(Source material):
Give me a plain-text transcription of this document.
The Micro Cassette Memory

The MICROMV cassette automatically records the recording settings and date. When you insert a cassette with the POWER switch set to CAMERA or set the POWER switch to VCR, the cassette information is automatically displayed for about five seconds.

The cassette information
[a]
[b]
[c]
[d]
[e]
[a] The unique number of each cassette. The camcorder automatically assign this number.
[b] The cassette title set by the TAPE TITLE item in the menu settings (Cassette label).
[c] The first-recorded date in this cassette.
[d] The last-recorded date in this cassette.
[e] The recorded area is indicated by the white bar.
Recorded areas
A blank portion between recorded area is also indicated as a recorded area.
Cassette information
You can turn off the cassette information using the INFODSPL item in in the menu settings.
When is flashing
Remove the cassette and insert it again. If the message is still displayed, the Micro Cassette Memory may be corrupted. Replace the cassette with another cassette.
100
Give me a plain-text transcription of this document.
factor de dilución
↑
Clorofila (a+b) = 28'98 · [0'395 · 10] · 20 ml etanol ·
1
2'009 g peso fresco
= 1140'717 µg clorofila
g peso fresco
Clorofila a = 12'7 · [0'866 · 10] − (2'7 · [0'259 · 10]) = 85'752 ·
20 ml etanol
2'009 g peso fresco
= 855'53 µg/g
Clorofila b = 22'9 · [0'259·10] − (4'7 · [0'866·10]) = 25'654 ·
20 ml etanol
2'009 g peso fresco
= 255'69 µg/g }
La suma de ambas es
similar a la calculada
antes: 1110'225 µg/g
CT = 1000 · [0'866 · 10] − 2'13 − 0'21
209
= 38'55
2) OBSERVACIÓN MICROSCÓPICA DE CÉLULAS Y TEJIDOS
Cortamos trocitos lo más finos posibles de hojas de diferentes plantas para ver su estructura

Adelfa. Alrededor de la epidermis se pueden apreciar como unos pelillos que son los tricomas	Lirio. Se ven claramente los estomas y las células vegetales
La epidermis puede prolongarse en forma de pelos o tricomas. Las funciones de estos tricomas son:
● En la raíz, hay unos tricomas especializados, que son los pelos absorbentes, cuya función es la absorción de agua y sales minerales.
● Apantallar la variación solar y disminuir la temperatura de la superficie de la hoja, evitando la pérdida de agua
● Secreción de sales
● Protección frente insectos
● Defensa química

(Written task): Of the lines in the material, how many hold the word "Memory"? Reply with the number only.

(Expected output): 2